- **Written instruction**:
Copy the records below exactly as they appear.

★ ★ ★ ★ ★ ★ ★

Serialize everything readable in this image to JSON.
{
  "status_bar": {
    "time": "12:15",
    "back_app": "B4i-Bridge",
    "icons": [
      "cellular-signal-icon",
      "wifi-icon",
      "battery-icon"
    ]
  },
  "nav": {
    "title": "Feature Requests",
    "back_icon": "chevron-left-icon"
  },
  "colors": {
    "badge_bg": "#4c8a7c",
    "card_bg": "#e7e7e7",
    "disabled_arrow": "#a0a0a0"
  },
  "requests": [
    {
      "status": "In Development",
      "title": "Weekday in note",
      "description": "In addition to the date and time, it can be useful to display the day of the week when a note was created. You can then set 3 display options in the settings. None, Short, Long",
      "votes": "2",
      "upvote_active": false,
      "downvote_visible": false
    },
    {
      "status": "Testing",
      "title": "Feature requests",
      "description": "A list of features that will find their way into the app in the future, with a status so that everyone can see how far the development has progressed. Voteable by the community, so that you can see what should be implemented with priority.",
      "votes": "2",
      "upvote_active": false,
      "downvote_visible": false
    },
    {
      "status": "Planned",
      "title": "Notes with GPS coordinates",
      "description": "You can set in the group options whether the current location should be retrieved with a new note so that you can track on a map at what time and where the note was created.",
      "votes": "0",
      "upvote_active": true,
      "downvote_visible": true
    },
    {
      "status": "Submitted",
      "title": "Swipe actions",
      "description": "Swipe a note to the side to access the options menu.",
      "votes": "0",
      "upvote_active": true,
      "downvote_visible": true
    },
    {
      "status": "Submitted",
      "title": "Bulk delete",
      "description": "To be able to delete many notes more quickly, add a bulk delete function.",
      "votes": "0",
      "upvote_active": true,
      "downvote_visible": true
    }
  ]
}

★ ★ ★ ★ ★ ★ ★

- **Reply**:
Serialize everything readable in this image to JSON.
{
  "status_bar": {
    "time": "12:15",
    "back_app": "B4i-Bridge",
    "icons": [
      "cellular-signal-icon",
      "wifi-icon",
      "battery-icon"
    ]
  },
  "nav": {
    "title": "Feature Requests",
    "back_icon": "chevron-left-icon"
  },
  "colors": {
    "badge_bg": "#4c8a7c",
    "card_bg": "#e7e7e7",
    "disabled_arrow": "#a0a0a0"
  },
  "requests": [
    {
      "status": "In Development",
      "title": "Weekday in note",
      "description": "In addition to the date and time, it can be useful to display the day of the week when a note was created. You can then set 3 display options in the settings. None, Short, Long",
      "votes": "2",
      "upvote_active": false,
      "downvote_visible": false
    },
    {
      "status": "Testing",
      "title": "Feature requests",
      "description": "A list of features that will find their way into the app in the future, with a status so that everyone can see how far the development has progressed. Voteable by the community, so that you can see what should be implemented with priority.",
      "votes": "2",
      "upvote_active": false,
      "downvote_visible": false
    },
    {
      "status": "Planned",
      "title": "Notes with GPS coordinates",
      "description": "You can set in the group options whether the current location should be retrieved with a new note so that you can track on a map at what time and where the note was created.",
      "votes": "0",
      "upvote_active": true,
      "downvote_visible": true
    },
    {
      "status": "Submitted",
      "title": "Swipe actions",
      "description": "Swipe a note to the side to access the options menu.",
      "votes": "0",
      "upvote_active": true,
      "downvote_visible": true
    },
    {
      "status": "Submitted",
      "title": "Bulk delete",
      "description": "To be able to delete many notes more quickly, add a bulk delete function.",
      "votes": "0",
      "upvote_active": true,
      "downvote_visible": true
    }
  ]
}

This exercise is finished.